[start of Exercise materials]

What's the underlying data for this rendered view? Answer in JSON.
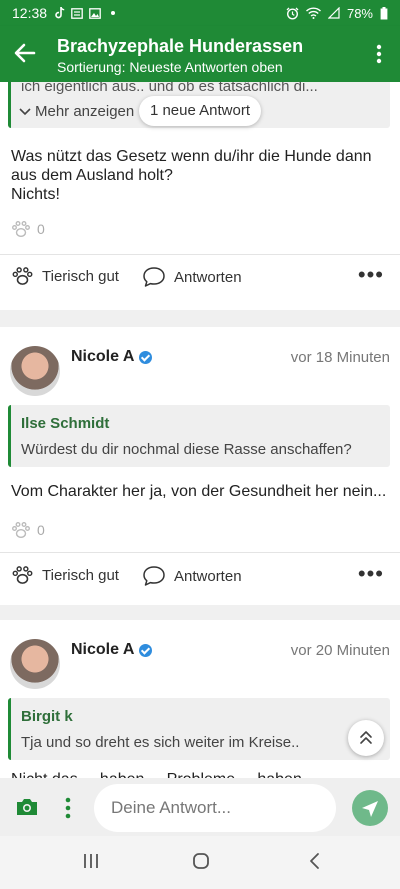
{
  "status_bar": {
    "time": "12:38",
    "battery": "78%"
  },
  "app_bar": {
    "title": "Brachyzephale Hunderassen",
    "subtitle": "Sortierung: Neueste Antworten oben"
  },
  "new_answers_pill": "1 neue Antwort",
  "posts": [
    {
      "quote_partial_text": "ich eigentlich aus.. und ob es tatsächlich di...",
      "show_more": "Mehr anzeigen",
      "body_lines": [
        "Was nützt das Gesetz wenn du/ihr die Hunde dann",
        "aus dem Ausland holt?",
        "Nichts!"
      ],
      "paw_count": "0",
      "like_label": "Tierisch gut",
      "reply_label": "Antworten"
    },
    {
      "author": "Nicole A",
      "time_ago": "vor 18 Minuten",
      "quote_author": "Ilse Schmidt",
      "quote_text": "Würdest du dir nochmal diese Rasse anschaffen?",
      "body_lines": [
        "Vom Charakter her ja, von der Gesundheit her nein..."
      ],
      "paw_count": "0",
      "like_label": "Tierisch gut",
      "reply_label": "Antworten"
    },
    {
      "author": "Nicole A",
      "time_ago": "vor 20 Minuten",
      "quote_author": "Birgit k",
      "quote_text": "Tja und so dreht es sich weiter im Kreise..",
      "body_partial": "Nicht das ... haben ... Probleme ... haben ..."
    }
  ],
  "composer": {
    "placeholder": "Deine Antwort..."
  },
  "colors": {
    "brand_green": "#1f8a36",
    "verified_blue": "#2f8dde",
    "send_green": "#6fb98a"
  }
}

[end of Exercise materials]
[start of Exercise materials]

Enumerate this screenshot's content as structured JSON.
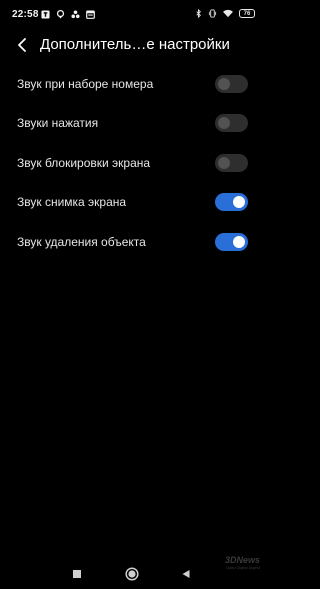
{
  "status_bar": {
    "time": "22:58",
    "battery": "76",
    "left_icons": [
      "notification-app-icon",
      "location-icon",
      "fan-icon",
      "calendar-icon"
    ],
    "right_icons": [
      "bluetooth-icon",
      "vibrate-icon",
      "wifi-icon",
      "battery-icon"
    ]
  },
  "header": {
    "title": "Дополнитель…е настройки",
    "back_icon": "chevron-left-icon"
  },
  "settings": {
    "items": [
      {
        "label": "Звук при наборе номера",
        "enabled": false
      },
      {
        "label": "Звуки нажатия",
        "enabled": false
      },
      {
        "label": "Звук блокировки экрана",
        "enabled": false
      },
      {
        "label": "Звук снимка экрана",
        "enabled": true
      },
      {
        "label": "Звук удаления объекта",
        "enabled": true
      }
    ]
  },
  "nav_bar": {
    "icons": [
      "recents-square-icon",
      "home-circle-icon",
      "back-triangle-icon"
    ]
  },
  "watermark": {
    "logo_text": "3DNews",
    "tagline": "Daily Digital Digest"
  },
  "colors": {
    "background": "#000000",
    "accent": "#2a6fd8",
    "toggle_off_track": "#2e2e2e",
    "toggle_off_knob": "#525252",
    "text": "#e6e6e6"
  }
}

[end of Exercise materials]
[start of Exercise materials]

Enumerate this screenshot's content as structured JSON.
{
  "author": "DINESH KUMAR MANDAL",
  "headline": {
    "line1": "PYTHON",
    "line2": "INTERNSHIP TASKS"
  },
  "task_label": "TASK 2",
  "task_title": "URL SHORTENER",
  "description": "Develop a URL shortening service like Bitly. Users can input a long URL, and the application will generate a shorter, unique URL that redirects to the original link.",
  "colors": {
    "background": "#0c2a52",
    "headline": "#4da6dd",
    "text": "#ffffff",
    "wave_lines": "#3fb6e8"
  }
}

[end of Exercise materials]

> **Goal of the exercise**
Select from the material above each line in which the string "Minuten" appears, and list those lines.

> **Solution for this exercise**
      "time_ago": "vor 18 Minuten",
      "time_ago": "vor 20 Minuten",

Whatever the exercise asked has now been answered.